§ SHORT EXERCISE: Reproduce each line exactly.

(Dataset items)
** begin **

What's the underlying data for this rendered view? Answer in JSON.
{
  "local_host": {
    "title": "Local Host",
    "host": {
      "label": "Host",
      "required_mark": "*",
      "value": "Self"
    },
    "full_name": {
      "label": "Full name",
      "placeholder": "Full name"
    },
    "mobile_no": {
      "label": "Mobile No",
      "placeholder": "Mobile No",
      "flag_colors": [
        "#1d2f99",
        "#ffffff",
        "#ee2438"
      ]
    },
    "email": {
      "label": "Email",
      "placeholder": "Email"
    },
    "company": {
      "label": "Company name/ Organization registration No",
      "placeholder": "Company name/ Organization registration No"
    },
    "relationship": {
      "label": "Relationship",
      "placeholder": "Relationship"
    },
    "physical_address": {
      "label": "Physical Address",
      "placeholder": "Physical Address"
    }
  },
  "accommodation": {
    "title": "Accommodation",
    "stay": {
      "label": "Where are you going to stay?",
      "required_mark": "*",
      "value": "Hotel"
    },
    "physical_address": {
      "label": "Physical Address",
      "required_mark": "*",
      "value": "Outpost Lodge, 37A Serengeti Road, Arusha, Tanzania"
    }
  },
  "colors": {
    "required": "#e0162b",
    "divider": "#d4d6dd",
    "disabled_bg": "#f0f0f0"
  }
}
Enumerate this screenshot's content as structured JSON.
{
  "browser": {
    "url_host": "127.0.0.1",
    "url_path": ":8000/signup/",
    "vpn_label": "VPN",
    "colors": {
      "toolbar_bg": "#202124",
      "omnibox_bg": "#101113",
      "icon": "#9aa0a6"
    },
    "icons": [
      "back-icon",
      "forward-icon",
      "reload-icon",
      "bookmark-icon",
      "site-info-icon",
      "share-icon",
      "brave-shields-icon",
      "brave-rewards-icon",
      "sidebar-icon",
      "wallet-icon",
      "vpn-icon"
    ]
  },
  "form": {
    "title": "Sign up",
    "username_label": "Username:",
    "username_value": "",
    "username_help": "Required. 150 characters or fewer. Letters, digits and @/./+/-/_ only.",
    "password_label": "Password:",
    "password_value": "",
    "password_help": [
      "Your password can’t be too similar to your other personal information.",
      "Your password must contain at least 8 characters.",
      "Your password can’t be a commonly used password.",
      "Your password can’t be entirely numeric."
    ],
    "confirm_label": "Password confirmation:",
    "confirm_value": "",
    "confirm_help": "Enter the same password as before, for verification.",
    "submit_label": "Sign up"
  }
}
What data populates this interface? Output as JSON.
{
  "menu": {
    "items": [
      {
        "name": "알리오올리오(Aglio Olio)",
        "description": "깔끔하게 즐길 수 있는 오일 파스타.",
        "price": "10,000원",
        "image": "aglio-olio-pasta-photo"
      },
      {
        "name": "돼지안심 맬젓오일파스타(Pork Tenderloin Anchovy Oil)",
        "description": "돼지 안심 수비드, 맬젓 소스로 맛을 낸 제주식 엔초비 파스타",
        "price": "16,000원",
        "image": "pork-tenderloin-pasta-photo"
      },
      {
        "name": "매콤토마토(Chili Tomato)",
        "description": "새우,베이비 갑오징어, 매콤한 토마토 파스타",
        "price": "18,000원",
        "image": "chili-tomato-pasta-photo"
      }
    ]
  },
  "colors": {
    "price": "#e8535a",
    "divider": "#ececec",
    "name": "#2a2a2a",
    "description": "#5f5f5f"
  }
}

** end **

§ SOLUTION FOR THIS PROBLEM:
What's the underlying data for this rendered view? Answer in JSON.
{
  "local_host": {
    "title": "Local Host",
    "host": {
      "label": "Host",
      "required_mark": "*",
      "value": "Self"
    },
    "full_name": {
      "label": "Full name",
      "placeholder": "Full name"
    },
    "mobile_no": {
      "label": "Mobile No",
      "placeholder": "Mobile No",
      "flag_colors": [
        "#1d2f99",
        "#ffffff",
        "#ee2438"
      ]
    },
    "email": {
      "label": "Email",
      "placeholder": "Email"
    },
    "company": {
      "label": "Company name/ Organization registration No",
      "placeholder": "Company name/ Organization registration No"
    },
    "relationship": {
      "label": "Relationship",
      "placeholder": "Relationship"
    },
    "physical_address": {
      "label": "Physical Address",
      "placeholder": "Physical Address"
    }
  },
  "accommodation": {
    "title": "Accommodation",
    "stay": {
      "label": "Where are you going to stay?",
      "required_mark": "*",
      "value": "Hotel"
    },
    "physical_address": {
      "label": "Physical Address",
      "required_mark": "*",
      "value": "Outpost Lodge, 37A Serengeti Road, Arusha, Tanzania"
    }
  },
  "colors": {
    "required": "#e0162b",
    "divider": "#d4d6dd",
    "disabled_bg": "#f0f0f0"
  }
}
Enumerate this screenshot's content as structured JSON.
{
  "browser": {
    "url_host": "127.0.0.1",
    "url_path": ":8000/signup/",
    "vpn_label": "VPN",
    "colors": {
      "toolbar_bg": "#202124",
      "omnibox_bg": "#101113",
      "icon": "#9aa0a6"
    },
    "icons": [
      "back-icon",
      "forward-icon",
      "reload-icon",
      "bookmark-icon",
      "site-info-icon",
      "share-icon",
      "brave-shields-icon",
      "brave-rewards-icon",
      "sidebar-icon",
      "wallet-icon",
      "vpn-icon"
    ]
  },
  "form": {
    "title": "Sign up",
    "username_label": "Username:",
    "username_value": "",
    "username_help": "Required. 150 characters or fewer. Letters, digits and @/./+/-/_ only.",
    "password_label": "Password:",
    "password_value": "",
    "password_help": [
      "Your password can’t be too similar to your other personal information.",
      "Your password must contain at least 8 characters.",
      "Your password can’t be a commonly used password.",
      "Your password can’t be entirely numeric."
    ],
    "confirm_label": "Password confirmation:",
    "confirm_value": "",
    "confirm_help": "Enter the same password as before, for verification.",
    "submit_label": "Sign up"
  }
}
What data populates this interface? Output as JSON.
{
  "menu": {
    "items": [
      {
        "name": "알리오올리오(Aglio Olio)",
        "description": "깔끔하게 즐길 수 있는 오일 파스타.",
        "price": "10,000원",
        "image": "aglio-olio-pasta-photo"
      },
      {
        "name": "돼지안심 맬젓오일파스타(Pork Tenderloin Anchovy Oil)",
        "description": "돼지 안심 수비드, 맬젓 소스로 맛을 낸 제주식 엔초비 파스타",
        "price": "16,000원",
        "image": "pork-tenderloin-pasta-photo"
      },
      {
        "name": "매콤토마토(Chili Tomato)",
        "description": "새우,베이비 갑오징어, 매콤한 토마토 파스타",
        "price": "18,000원",
        "image": "chili-tomato-pasta-photo"
      }
    ]
  },
  "colors": {
    "price": "#e8535a",
    "divider": "#ececec",
    "name": "#2a2a2a",
    "description": "#5f5f5f"
  }
}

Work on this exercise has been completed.